• [Exercise objective]:
Reproduce the following lines word for word, keeping every number and punctuation mark unchanged.

— start Raw records —

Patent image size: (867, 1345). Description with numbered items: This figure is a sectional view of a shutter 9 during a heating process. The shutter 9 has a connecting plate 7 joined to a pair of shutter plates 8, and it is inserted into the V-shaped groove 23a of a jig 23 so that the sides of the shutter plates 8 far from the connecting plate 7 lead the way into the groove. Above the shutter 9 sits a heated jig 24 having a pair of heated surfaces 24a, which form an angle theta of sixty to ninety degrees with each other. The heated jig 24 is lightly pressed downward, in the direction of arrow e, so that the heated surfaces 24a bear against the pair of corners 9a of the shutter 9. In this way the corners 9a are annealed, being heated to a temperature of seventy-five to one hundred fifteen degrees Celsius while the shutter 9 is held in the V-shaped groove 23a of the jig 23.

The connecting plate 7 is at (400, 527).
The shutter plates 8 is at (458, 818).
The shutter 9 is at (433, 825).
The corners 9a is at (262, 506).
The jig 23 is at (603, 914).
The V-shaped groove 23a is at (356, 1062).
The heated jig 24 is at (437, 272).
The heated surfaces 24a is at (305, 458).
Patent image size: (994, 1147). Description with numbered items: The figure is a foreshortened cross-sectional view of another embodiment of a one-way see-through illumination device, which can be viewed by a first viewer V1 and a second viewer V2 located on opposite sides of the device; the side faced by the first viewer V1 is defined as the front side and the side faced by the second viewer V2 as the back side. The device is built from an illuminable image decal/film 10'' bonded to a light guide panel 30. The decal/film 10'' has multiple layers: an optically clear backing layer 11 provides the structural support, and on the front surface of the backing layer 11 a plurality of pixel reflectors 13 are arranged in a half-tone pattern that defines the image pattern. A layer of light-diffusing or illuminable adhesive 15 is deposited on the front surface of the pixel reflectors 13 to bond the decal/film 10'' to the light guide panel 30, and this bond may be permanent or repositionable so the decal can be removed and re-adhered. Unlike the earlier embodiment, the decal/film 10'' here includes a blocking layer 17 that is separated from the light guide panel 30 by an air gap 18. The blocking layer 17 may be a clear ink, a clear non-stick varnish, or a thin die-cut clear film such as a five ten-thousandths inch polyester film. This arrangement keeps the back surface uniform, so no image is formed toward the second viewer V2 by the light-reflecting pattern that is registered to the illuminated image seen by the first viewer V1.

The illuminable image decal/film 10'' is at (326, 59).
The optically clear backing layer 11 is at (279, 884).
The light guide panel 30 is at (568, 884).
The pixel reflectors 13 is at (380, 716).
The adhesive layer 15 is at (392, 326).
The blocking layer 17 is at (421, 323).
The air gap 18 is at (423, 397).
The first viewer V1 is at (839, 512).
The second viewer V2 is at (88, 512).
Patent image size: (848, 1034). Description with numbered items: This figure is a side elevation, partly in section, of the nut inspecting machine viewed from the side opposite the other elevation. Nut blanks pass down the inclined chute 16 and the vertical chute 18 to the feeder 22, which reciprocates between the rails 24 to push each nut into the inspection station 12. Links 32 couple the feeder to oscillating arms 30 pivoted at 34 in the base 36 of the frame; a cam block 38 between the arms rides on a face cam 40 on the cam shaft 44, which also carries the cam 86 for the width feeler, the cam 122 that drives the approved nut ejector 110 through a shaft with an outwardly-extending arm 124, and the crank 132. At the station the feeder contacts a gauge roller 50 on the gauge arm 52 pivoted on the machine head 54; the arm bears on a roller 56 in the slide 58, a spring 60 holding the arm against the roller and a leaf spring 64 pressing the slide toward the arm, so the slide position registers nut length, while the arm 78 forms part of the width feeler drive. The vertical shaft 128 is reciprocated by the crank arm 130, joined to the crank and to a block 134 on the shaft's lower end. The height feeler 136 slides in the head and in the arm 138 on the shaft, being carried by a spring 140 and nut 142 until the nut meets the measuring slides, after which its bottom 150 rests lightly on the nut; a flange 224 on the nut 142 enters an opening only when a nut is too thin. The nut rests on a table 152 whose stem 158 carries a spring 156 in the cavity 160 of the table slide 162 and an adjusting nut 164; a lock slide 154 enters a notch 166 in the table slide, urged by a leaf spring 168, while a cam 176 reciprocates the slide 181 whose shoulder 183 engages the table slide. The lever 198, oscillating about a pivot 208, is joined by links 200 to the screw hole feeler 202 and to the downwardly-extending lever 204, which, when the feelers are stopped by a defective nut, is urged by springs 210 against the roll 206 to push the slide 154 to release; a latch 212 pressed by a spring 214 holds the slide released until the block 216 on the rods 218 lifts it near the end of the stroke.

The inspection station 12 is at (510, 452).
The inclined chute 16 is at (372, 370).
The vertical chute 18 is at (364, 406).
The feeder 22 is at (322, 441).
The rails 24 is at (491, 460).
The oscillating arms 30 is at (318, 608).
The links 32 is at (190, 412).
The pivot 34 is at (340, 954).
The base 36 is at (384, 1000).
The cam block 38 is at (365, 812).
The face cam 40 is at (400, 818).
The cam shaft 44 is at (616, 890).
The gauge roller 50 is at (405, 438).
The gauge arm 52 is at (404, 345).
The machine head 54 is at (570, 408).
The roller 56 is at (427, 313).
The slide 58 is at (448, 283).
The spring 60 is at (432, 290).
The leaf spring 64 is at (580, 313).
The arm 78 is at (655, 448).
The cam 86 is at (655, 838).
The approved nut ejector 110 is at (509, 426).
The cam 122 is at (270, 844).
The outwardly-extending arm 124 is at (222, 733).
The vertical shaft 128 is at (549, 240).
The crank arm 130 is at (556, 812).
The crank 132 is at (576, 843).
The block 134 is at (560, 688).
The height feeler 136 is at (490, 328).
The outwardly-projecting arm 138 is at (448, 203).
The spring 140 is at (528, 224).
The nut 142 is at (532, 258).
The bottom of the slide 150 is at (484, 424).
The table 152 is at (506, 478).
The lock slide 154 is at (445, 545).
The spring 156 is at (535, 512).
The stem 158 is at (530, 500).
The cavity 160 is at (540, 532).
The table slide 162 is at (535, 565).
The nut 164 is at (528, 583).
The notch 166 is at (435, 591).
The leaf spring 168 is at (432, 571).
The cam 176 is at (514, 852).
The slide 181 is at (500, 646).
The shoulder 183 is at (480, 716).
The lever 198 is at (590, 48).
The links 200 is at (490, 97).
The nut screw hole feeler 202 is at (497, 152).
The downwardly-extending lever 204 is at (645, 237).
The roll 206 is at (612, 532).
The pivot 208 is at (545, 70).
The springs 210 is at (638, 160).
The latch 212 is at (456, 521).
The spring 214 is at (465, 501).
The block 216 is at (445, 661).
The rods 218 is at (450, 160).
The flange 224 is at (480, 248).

— end Raw records —

• [Task output]:
Patent image size: (867, 1345). Description with numbered items: This figure is a sectional view of a shutter 9 during a heating process. The shutter 9 has a connecting plate 7 joined to a pair of shutter plates 8, and it is inserted into the V-shaped groove 23a of a jig 23 so that the sides of the shutter plates 8 far from the connecting plate 7 lead the way into the groove. Above the shutter 9 sits a heated jig 24 having a pair of heated surfaces 24a, which form an angle theta of sixty to ninety degrees with each other. The heated jig 24 is lightly pressed downward, in the direction of arrow e, so that the heated surfaces 24a bear against the pair of corners 9a of the shutter 9. In this way the corners 9a are annealed, being heated to a temperature of seventy-five to one hundred fifteen degrees Celsius while the shutter 9 is held in the V-shaped groove 23a of the jig 23.

The connecting plate 7 is at (400, 527).
The shutter plates 8 is at (458, 818).
The shutter 9 is at (433, 825).
The corners 9a is at (262, 506).
The jig 23 is at (603, 914).
The V-shaped groove 23a is at (356, 1062).
The heated jig 24 is at (437, 272).
The heated surfaces 24a is at (305, 458).
Patent image size: (994, 1147). Description with numbered items: The figure is a foreshortened cross-sectional view of another embodiment of a one-way see-through illumination device, which can be viewed by a first viewer V1 and a second viewer V2 located on opposite sides of the device; the side faced by the first viewer V1 is defined as the front side and the side faced by the second viewer V2 as the back side. The device is built from an illuminable image decal/film 10'' bonded to a light guide panel 30. The decal/film 10'' has multiple layers: an optically clear backing layer 11 provides the structural support, and on the front surface of the backing layer 11 a plurality of pixel reflectors 13 are arranged in a half-tone pattern that defines the image pattern. A layer of light-diffusing or illuminable adhesive 15 is deposited on the front surface of the pixel reflectors 13 to bond the decal/film 10'' to the light guide panel 30, and this bond may be permanent or repositionable so the decal can be removed and re-adhered. Unlike the earlier embodiment, the decal/film 10'' here includes a blocking layer 17 that is separated from the light guide panel 30 by an air gap 18. The blocking layer 17 may be a clear ink, a clear non-stick varnish, or a thin die-cut clear film such as a five ten-thousandths inch polyester film. This arrangement keeps the back surface uniform, so no image is formed toward the second viewer V2 by the light-reflecting pattern that is registered to the illuminated image seen by the first viewer V1.

The illuminable image decal/film 10'' is at (326, 59).
The optically clear backing layer 11 is at (279, 884).
The light guide panel 30 is at (568, 884).
The pixel reflectors 13 is at (380, 716).
The adhesive layer 15 is at (392, 326).
The blocking layer 17 is at (421, 323).
The air gap 18 is at (423, 397).
The first viewer V1 is at (839, 512).
The second viewer V2 is at (88, 512).
Patent image size: (848, 1034). Description with numbered items: This figure is a side elevation, partly in section, of the nut inspecting machine viewed from the side opposite the other elevation. Nut blanks pass down the inclined chute 16 and the vertical chute 18 to the feeder 22, which reciprocates between the rails 24 to push each nut into the inspection station 12. Links 32 couple the feeder to oscillating arms 30 pivoted at 34 in the base 36 of the frame; a cam block 38 between the arms rides on a face cam 40 on the cam shaft 44, which also carries the cam 86 for the width feeler, the cam 122 that drives the approved nut ejector 110 through a shaft with an outwardly-extending arm 124, and the crank 132. At the station the feeder contacts a gauge roller 50 on the gauge arm 52 pivoted on the machine head 54; the arm bears on a roller 56 in the slide 58, a spring 60 holding the arm against the roller and a leaf spring 64 pressing the slide toward the arm, so the slide position registers nut length, while the arm 78 forms part of the width feeler drive. The vertical shaft 128 is reciprocated by the crank arm 130, joined to the crank and to a block 134 on the shaft's lower end. The height feeler 136 slides in the head and in the arm 138 on the shaft, being carried by a spring 140 and nut 142 until the nut meets the measuring slides, after which its bottom 150 rests lightly on the nut; a flange 224 on the nut 142 enters an opening only when a nut is too thin. The nut rests on a table 152 whose stem 158 carries a spring 156 in the cavity 160 of the table slide 162 and an adjusting nut 164; a lock slide 154 enters a notch 166 in the table slide, urged by a leaf spring 168, while a cam 176 reciprocates the slide 181 whose shoulder 183 engages the table slide. The lever 198, oscillating about a pivot 208, is joined by links 200 to the screw hole feeler 202 and to the downwardly-extending lever 204, which, when the feelers are stopped by a defective nut, is urged by springs 210 against the roll 206 to push the slide 154 to release; a latch 212 pressed by a spring 214 holds the slide released until the block 216 on the rods 218 lifts it near the end of the stroke.

The inspection station 12 is at (510, 452).
The inclined chute 16 is at (372, 370).
The vertical chute 18 is at (364, 406).
The feeder 22 is at (322, 441).
The rails 24 is at (491, 460).
The oscillating arms 30 is at (318, 608).
The links 32 is at (190, 412).
The pivot 34 is at (340, 954).
The base 36 is at (384, 1000).
The cam block 38 is at (365, 812).
The face cam 40 is at (400, 818).
The cam shaft 44 is at (616, 890).
The gauge roller 50 is at (405, 438).
The gauge arm 52 is at (404, 345).
The machine head 54 is at (570, 408).
The roller 56 is at (427, 313).
The slide 58 is at (448, 283).
The spring 60 is at (432, 290).
The leaf spring 64 is at (580, 313).
The arm 78 is at (655, 448).
The cam 86 is at (655, 838).
The approved nut ejector 110 is at (509, 426).
The cam 122 is at (270, 844).
The outwardly-extending arm 124 is at (222, 733).
The vertical shaft 128 is at (549, 240).
The crank arm 130 is at (556, 812).
The crank 132 is at (576, 843).
The block 134 is at (560, 688).
The height feeler 136 is at (490, 328).
The outwardly-projecting arm 138 is at (448, 203).
The spring 140 is at (528, 224).
The nut 142 is at (532, 258).
The bottom of the slide 150 is at (484, 424).
The table 152 is at (506, 478).
The lock slide 154 is at (445, 545).
The spring 156 is at (535, 512).
The stem 158 is at (530, 500).
The cavity 160 is at (540, 532).
The table slide 162 is at (535, 565).
The nut 164 is at (528, 583).
The notch 166 is at (435, 591).
The leaf spring 168 is at (432, 571).
The cam 176 is at (514, 852).
The slide 181 is at (500, 646).
The shoulder 183 is at (480, 716).
The lever 198 is at (590, 48).
The links 200 is at (490, 97).
The nut screw hole feeler 202 is at (497, 152).
The downwardly-extending lever 204 is at (645, 237).
The roll 206 is at (612, 532).
The pivot 208 is at (545, 70).
The springs 210 is at (638, 160).
The latch 212 is at (456, 521).
The spring 214 is at (465, 501).
The block 216 is at (445, 661).
The rods 218 is at (450, 160).
The flange 224 is at (480, 248).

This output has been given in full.